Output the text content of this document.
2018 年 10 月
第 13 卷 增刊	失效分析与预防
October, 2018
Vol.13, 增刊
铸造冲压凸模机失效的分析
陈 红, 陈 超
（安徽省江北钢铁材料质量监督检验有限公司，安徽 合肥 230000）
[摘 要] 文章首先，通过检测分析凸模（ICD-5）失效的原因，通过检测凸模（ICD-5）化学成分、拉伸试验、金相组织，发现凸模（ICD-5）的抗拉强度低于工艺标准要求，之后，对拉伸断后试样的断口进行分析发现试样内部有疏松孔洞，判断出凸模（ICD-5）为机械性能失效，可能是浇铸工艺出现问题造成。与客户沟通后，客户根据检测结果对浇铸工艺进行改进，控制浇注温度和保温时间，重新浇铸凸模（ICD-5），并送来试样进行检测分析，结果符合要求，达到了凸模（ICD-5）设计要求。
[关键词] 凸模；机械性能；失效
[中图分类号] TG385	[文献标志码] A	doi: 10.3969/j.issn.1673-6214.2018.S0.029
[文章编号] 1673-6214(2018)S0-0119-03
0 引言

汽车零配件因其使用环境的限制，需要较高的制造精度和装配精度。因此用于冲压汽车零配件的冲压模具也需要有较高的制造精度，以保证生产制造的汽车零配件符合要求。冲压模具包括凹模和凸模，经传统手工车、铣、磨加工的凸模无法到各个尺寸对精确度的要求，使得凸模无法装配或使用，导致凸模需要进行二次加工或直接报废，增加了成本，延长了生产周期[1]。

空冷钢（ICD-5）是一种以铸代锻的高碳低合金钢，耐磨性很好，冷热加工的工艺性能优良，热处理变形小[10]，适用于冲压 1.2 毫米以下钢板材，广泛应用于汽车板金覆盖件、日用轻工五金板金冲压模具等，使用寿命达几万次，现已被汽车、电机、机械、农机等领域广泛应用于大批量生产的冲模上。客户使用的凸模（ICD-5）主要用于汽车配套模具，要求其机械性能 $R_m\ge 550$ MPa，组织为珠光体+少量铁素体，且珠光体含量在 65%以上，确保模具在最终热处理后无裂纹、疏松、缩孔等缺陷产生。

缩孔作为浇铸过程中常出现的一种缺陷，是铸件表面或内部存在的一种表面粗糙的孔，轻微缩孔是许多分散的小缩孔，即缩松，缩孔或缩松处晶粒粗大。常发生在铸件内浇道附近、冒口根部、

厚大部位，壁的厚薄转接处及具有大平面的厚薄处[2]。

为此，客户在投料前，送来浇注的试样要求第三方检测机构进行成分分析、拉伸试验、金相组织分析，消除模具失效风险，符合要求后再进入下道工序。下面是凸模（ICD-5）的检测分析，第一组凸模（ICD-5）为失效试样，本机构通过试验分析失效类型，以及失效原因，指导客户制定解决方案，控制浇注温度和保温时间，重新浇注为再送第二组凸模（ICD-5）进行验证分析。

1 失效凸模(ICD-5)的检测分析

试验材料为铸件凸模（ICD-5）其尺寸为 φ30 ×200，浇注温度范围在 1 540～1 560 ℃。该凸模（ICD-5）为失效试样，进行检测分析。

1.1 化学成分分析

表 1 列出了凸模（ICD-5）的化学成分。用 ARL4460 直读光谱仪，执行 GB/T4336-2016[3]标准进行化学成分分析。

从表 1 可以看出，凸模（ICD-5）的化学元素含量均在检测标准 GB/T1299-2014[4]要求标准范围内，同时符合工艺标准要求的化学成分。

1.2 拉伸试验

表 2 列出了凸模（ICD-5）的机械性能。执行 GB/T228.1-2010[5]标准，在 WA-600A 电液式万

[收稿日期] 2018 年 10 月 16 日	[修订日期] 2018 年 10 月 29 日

* * *

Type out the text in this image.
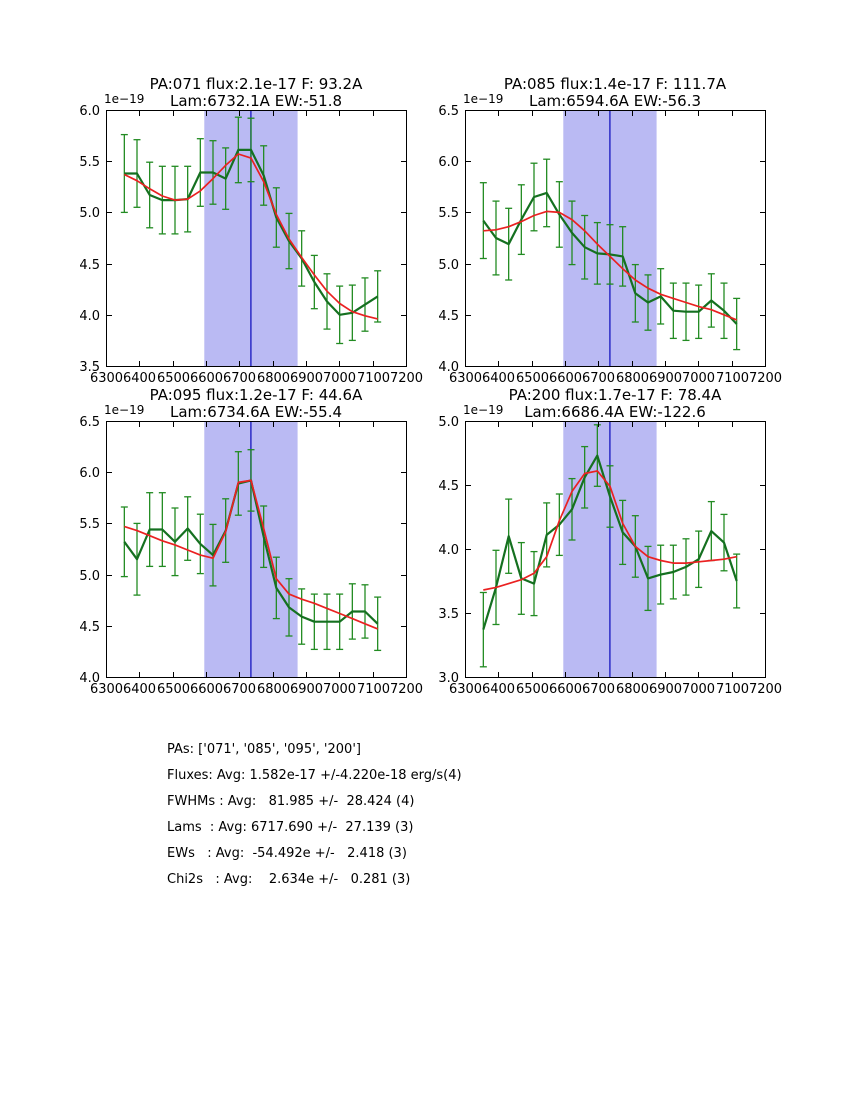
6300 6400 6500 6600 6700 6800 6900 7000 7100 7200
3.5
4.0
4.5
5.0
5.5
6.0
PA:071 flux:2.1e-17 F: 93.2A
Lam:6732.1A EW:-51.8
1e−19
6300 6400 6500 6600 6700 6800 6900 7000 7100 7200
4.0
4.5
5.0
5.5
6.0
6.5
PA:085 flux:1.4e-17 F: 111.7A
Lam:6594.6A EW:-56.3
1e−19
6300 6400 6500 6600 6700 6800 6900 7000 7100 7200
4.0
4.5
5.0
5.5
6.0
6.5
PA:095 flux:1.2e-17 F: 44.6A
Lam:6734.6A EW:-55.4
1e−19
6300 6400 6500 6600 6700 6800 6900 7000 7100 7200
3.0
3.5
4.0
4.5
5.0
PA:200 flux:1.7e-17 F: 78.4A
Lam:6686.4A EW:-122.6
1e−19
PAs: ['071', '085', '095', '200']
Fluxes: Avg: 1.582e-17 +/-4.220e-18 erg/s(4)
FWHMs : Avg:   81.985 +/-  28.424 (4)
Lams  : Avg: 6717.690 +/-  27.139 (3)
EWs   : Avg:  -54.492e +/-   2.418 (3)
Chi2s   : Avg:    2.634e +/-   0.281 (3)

● **What you need to do**
Pull out the lines above in which the word "text" appears.

● **Final result**
Output the text content of this document.
Type out the text in this image.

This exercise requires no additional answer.